Text passage —
+-------+
Zoonotic and emerging orbivirus infections.

Many novel emerging orbiviruses have been isolated in the past 15 years. Important viruses include Peruvian horse sickness virus (PHSV) and Yunnan orbivirus (YUOV), pathogens of equids which were originally isolated almost simultaneously from 1997 to 1999 in the People's Republic of China, Australia and Peru. YUOV has also been isolated from cattle, sheep and a dog. The isolation of YUOVfrom a dog is not the first case of an orbivirus being isolated from a carnivore. Bluetongue virus and African horse sickness virus were earlier detected in carnivores which fed on contaminated meat. PHSV and YUOV both offer an opportunity to study the emergence of a single pathogen in geographically distant locations, although the original point of emergence is still unidentified. PHSV has been isolated from horses with neurological disease both in Australia and in Peru (where it is now endemic). Serological and molecular diagnostic assays have been developed for these viruses to assist in their identification and diagnosis. Other orbiviruses, such as Palyam virus and Equine encephalosis virus, have more recently been identified outside their geographical boundaries and may represent a threat to domesticated livestock and horses, respectively. The article also reviews four zoonotic orbivirus species (Corriparta virus, Changuinola virus, Kemerovo virus and Orungo virus) which have been identified in livestock and/or wildlife.
+-------+
Entries provided —

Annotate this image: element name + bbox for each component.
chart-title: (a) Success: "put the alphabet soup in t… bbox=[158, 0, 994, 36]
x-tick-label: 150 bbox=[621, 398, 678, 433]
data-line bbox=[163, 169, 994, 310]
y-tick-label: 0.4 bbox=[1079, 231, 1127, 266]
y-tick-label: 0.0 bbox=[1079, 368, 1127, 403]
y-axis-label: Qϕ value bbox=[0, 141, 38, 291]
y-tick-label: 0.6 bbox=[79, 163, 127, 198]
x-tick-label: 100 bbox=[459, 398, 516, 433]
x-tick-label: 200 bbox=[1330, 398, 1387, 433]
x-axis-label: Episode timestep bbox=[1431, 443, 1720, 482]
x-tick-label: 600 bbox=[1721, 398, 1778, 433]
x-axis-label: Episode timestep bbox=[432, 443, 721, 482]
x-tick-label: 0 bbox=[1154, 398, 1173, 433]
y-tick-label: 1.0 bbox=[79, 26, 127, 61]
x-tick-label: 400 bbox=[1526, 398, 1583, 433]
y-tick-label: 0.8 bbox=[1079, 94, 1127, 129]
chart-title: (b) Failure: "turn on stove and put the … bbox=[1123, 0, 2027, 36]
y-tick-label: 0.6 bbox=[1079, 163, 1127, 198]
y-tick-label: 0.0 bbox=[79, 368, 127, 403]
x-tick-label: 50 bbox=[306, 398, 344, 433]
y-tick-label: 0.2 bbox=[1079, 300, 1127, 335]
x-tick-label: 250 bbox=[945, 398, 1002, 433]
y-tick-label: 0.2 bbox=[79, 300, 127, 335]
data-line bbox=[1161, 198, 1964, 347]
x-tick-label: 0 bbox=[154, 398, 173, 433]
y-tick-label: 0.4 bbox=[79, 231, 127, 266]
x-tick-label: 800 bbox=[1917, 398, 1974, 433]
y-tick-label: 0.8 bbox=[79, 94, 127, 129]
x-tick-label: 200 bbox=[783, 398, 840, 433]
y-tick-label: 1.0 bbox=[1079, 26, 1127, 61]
+-------+
Assigned task 1 — According to the orbivirus passage, why is the isolation of YUOV from a dog not the first case of an orbivirus found in a carnivore? Answer in one to three sentences.
Assigned task 2 — Carry on with the orbivirus passage from its last sentence.

Your response 1 — Bluetongue virus and African horse sickness virus had already been detected in carnivores that fed on contaminated meat.

Your response 2 —
RNA segment 9 exists as a duplex concatemer in an Australian strain of epizootic haemorrhagic disease virus (EHDV): Genetic analysis and evidence for the presence of concatemers as a normal feature of orbivirus replication.

This paper reports a concatemeric RNA in a strain of epizootic haemorrhagic disease virus (EHDV) serotype 5. Sequencing showed that the concatemeric RNA contains two identical full-length copies of genome segment 9, arranged in series, which has apparently replaced the monomeric form of the segment. In vitro translation demonstrated that the concatemeric RNA can act as a viable template for VP6 translation, but that no double-sized protein is produced. Studies were also performed to assess whether mutations might be easily introduced into the second copy (which might indicate some potential evolutionary significance of a concatemeric RNA segment), however multiple (n=40) passages generated no changes in the sequence of either the upstream or downstream segments. Further, we present results that demonstrate the presence of concatemers or partial gene duplications in multiple segments of different orbiviruses (in tissue culture and purified virus), suggesting their generation is likely to be a normal feature of orbivirus replication.

The evolution of two homologues of the core protein VP6 of epizootic haemorrhagic disease virus (EHDV), which correspond to the geographical origin of the virus.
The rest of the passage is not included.